Exercise description:
Restate the entries below word for word, omitting nothing.

(Stored items)
------------------------------
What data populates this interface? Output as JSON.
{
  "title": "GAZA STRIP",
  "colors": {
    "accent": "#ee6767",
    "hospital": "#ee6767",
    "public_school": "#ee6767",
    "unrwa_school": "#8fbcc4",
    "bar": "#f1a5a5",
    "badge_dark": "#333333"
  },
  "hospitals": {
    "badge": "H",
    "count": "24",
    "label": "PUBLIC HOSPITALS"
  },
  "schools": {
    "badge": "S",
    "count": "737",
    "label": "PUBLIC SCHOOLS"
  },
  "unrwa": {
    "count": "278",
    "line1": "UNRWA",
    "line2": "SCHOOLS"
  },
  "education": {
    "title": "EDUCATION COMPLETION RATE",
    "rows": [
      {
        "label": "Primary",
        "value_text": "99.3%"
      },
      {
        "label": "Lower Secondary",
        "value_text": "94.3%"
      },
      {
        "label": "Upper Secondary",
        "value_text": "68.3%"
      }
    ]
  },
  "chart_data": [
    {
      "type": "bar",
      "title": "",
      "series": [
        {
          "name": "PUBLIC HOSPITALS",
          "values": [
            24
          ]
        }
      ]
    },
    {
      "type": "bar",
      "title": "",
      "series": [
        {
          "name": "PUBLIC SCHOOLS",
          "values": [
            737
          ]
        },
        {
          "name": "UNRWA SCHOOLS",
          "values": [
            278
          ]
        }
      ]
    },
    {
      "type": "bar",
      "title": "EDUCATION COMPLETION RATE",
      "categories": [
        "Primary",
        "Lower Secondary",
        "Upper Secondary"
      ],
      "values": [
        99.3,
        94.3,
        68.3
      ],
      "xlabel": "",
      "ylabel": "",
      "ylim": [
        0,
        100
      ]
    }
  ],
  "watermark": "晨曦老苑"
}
------------------------------
The output:
What data populates this interface? Output as JSON.
{
  "title": "GAZA STRIP",
  "colors": {
    "accent": "#ee6767",
    "hospital": "#ee6767",
    "public_school": "#ee6767",
    "unrwa_school": "#8fbcc4",
    "bar": "#f1a5a5",
    "badge_dark": "#333333"
  },
  "hospitals": {
    "badge": "H",
    "count": "24",
    "label": "PUBLIC HOSPITALS"
  },
  "schools": {
    "badge": "S",
    "count": "737",
    "label": "PUBLIC SCHOOLS"
  },
  "unrwa": {
    "count": "278",
    "line1": "UNRWA",
    "line2": "SCHOOLS"
  },
  "education": {
    "title": "EDUCATION COMPLETION RATE",
    "rows": [
      {
        "label": "Primary",
        "value_text": "99.3%"
      },
      {
        "label": "Lower Secondary",
        "value_text": "94.3%"
      },
      {
        "label": "Upper Secondary",
        "value_text": "68.3%"
      }
    ]
  },
  "chart_data": [
    {
      "type": "bar",
      "title": "",
      "series": [
        {
          "name": "PUBLIC HOSPITALS",
          "values": [
            24
          ]
        }
      ]
    },
    {
      "type": "bar",
      "title": "",
      "series": [
        {
          "name": "PUBLIC SCHOOLS",
          "values": [
            737
          ]
        },
        {
          "name": "UNRWA SCHOOLS",
          "values": [
            278
          ]
        }
      ]
    },
    {
      "type": "bar",
      "title": "EDUCATION COMPLETION RATE",
      "categories": [
        "Primary",
        "Lower Secondary",
        "Upper Secondary"
      ],
      "values": [
        99.3,
        94.3,
        68.3
      ],
      "xlabel": "",
      "ylabel": "",
      "ylim": [
        0,
        100
      ]
    }
  ],
  "watermark": "晨曦老苑"
}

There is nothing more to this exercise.